MATERIAL FOR THE TASK -

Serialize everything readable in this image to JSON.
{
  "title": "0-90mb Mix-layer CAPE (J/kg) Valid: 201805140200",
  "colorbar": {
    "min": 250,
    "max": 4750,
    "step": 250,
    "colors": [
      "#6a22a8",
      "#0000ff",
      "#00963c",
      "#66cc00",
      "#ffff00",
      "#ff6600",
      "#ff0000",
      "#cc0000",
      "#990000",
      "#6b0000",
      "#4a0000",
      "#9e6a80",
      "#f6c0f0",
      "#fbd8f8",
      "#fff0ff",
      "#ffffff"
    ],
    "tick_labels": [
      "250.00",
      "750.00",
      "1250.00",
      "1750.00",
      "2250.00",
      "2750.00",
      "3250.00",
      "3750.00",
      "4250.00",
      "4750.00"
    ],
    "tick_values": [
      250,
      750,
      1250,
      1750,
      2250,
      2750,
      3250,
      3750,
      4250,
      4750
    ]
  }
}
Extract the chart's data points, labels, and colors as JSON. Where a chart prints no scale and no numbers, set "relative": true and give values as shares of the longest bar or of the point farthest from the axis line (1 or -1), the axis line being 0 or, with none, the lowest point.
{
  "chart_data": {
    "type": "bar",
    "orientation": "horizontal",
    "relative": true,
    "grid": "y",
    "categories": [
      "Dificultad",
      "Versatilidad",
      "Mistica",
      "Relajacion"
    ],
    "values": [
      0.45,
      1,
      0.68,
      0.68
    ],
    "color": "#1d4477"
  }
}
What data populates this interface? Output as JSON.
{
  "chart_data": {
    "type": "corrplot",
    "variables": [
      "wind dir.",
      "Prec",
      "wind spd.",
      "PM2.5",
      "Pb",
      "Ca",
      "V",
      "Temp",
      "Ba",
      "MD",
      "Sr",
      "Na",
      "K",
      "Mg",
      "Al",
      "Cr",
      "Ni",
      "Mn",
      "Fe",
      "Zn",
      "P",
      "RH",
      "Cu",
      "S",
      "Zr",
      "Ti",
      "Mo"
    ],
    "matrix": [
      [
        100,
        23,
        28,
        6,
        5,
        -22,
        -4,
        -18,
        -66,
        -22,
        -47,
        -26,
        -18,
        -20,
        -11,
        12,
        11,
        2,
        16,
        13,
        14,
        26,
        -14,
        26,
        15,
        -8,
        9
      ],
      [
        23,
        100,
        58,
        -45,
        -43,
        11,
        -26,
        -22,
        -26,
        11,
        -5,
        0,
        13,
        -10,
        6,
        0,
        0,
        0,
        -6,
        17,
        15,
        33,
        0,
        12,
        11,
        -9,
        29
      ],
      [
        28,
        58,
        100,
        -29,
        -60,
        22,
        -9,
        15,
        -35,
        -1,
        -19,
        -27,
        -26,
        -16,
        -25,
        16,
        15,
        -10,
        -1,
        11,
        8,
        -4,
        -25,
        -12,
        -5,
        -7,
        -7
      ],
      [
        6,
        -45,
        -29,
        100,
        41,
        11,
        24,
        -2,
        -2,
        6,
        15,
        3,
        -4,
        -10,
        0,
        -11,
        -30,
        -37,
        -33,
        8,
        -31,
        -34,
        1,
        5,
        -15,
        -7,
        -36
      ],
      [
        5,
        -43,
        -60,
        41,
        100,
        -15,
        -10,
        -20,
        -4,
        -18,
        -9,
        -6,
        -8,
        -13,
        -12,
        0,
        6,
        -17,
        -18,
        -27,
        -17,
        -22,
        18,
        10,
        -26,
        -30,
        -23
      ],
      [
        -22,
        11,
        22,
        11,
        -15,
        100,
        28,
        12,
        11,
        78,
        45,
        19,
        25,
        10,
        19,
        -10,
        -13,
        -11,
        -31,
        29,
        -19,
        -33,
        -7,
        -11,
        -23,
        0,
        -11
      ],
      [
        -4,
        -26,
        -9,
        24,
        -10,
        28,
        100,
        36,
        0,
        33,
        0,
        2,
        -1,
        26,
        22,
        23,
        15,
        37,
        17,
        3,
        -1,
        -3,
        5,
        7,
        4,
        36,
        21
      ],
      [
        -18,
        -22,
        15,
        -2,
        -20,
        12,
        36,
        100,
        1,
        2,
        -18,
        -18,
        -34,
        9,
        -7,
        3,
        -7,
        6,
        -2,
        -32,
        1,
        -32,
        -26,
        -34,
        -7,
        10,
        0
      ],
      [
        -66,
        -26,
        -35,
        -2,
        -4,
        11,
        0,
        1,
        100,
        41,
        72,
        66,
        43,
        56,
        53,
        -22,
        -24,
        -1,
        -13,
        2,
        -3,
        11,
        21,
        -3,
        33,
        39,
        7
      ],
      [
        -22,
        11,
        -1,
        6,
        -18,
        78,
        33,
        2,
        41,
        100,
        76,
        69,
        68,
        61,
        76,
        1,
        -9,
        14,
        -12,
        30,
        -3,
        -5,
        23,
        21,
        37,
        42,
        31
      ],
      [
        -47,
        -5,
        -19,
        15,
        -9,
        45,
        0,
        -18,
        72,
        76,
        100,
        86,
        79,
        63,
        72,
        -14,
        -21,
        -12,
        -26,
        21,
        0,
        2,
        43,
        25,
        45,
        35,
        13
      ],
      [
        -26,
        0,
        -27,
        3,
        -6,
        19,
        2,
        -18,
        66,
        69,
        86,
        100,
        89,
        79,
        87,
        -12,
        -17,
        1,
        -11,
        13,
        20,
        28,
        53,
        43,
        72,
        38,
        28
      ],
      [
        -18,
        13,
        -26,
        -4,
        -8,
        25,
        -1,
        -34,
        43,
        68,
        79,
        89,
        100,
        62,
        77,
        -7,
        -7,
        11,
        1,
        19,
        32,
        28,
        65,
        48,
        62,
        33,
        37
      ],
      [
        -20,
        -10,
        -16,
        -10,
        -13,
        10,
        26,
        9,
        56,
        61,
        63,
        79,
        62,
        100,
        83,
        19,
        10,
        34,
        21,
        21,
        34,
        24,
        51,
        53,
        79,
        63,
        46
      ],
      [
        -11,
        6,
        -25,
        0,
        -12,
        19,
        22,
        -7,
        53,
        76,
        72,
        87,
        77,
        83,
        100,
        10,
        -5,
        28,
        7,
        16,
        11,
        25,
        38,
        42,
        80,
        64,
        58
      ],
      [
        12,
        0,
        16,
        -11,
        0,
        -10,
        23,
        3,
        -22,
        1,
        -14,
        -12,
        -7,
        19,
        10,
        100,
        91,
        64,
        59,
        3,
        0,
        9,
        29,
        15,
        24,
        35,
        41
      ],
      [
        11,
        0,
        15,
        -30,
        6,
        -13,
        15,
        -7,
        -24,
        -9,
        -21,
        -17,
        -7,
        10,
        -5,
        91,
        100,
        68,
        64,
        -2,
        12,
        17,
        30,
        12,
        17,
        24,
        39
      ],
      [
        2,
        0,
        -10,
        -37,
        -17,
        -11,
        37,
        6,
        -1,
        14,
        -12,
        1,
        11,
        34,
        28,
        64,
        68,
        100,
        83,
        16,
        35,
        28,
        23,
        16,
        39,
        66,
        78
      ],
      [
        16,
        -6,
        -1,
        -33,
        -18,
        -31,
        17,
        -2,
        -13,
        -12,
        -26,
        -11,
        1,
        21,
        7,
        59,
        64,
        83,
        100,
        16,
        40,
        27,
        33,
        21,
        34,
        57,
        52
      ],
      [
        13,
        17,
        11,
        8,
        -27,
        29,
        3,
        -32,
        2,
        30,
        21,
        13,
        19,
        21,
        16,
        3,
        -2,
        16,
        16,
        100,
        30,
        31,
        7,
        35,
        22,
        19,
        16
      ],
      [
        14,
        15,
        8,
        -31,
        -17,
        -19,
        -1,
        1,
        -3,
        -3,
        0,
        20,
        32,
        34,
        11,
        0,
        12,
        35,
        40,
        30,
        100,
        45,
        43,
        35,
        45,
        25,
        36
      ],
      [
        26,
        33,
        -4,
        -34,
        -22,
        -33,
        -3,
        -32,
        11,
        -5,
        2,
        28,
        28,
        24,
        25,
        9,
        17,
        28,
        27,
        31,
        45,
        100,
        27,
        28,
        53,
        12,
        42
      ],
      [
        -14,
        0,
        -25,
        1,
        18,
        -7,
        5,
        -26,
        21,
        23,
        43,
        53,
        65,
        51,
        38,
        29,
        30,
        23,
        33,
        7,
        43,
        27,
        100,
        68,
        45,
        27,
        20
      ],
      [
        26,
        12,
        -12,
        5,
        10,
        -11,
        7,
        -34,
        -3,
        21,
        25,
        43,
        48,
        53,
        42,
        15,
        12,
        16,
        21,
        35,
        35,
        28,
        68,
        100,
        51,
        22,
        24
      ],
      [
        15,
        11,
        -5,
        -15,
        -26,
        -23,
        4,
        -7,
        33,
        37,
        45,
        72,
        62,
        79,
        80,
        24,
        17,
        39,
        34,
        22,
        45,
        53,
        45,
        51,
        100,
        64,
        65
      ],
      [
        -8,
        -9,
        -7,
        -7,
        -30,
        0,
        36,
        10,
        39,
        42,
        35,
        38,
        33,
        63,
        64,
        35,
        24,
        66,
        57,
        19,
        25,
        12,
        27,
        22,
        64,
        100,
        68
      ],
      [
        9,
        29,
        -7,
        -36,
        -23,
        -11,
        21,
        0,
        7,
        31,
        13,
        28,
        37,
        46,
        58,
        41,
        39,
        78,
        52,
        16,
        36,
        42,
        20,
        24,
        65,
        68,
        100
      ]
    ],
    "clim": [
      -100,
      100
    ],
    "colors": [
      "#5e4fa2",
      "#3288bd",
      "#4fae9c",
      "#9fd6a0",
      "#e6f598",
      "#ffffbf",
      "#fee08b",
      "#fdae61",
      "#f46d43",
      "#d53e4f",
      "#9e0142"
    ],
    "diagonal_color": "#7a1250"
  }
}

DIRECTIONS -
Report how many lines include the word "relative". Give nothing but the number.

RESPONSE TO THE TASK -
2